Your task is to print every entry below exactly as given.
—————
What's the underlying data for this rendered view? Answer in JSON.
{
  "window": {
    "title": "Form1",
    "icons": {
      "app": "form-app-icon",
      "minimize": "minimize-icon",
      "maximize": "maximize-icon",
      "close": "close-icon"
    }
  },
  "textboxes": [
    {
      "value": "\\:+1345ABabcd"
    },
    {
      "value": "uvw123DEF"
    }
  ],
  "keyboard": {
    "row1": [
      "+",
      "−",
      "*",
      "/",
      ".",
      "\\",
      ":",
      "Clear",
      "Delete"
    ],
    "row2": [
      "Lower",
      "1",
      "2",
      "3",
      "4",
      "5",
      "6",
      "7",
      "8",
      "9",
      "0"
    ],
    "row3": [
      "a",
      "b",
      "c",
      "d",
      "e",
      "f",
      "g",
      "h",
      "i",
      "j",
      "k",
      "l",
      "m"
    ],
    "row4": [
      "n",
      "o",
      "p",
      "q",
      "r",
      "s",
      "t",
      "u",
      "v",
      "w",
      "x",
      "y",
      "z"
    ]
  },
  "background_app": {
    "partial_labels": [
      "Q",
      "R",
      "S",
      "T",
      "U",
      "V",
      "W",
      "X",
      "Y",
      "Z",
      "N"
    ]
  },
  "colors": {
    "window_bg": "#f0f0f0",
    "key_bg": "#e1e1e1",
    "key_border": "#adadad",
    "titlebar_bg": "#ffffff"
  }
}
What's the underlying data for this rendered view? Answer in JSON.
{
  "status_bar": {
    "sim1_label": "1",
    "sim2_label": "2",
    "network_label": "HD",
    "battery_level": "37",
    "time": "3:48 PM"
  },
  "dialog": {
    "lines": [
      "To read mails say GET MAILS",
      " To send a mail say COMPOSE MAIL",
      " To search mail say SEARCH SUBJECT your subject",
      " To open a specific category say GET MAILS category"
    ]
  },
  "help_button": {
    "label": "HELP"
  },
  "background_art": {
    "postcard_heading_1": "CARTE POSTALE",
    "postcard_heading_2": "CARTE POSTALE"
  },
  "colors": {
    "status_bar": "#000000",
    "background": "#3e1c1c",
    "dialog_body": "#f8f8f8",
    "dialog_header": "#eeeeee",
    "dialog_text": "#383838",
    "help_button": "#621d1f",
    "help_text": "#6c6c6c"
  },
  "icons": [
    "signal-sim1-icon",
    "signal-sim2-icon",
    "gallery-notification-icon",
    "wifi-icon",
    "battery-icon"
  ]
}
—————
#### [Answer to the task]
What's the underlying data for this rendered view? Answer in JSON.
{
  "window": {
    "title": "Form1",
    "icons": {
      "app": "form-app-icon",
      "minimize": "minimize-icon",
      "maximize": "maximize-icon",
      "close": "close-icon"
    }
  },
  "textboxes": [
    {
      "value": "\\:+1345ABabcd"
    },
    {
      "value": "uvw123DEF"
    }
  ],
  "keyboard": {
    "row1": [
      "+",
      "−",
      "*",
      "/",
      ".",
      "\\",
      ":",
      "Clear",
      "Delete"
    ],
    "row2": [
      "Lower",
      "1",
      "2",
      "3",
      "4",
      "5",
      "6",
      "7",
      "8",
      "9",
      "0"
    ],
    "row3": [
      "a",
      "b",
      "c",
      "d",
      "e",
      "f",
      "g",
      "h",
      "i",
      "j",
      "k",
      "l",
      "m"
    ],
    "row4": [
      "n",
      "o",
      "p",
      "q",
      "r",
      "s",
      "t",
      "u",
      "v",
      "w",
      "x",
      "y",
      "z"
    ]
  },
  "background_app": {
    "partial_labels": [
      "Q",
      "R",
      "S",
      "T",
      "U",
      "V",
      "W",
      "X",
      "Y",
      "Z",
      "N"
    ]
  },
  "colors": {
    "window_bg": "#f0f0f0",
    "key_bg": "#e1e1e1",
    "key_border": "#adadad",
    "titlebar_bg": "#ffffff"
  }
}
What's the underlying data for this rendered view? Answer in JSON.
{
  "status_bar": {
    "sim1_label": "1",
    "sim2_label": "2",
    "network_label": "HD",
    "battery_level": "37",
    "time": "3:48 PM"
  },
  "dialog": {
    "lines": [
      "To read mails say GET MAILS",
      " To send a mail say COMPOSE MAIL",
      " To search mail say SEARCH SUBJECT your subject",
      " To open a specific category say GET MAILS category"
    ]
  },
  "help_button": {
    "label": "HELP"
  },
  "background_art": {
    "postcard_heading_1": "CARTE POSTALE",
    "postcard_heading_2": "CARTE POSTALE"
  },
  "colors": {
    "status_bar": "#000000",
    "background": "#3e1c1c",
    "dialog_body": "#f8f8f8",
    "dialog_header": "#eeeeee",
    "dialog_text": "#383838",
    "help_button": "#621d1f",
    "help_text": "#6c6c6c"
  },
  "icons": [
    "signal-sim1-icon",
    "signal-sim2-icon",
    "gallery-notification-icon",
    "wifi-icon",
    "battery-icon"
  ]
}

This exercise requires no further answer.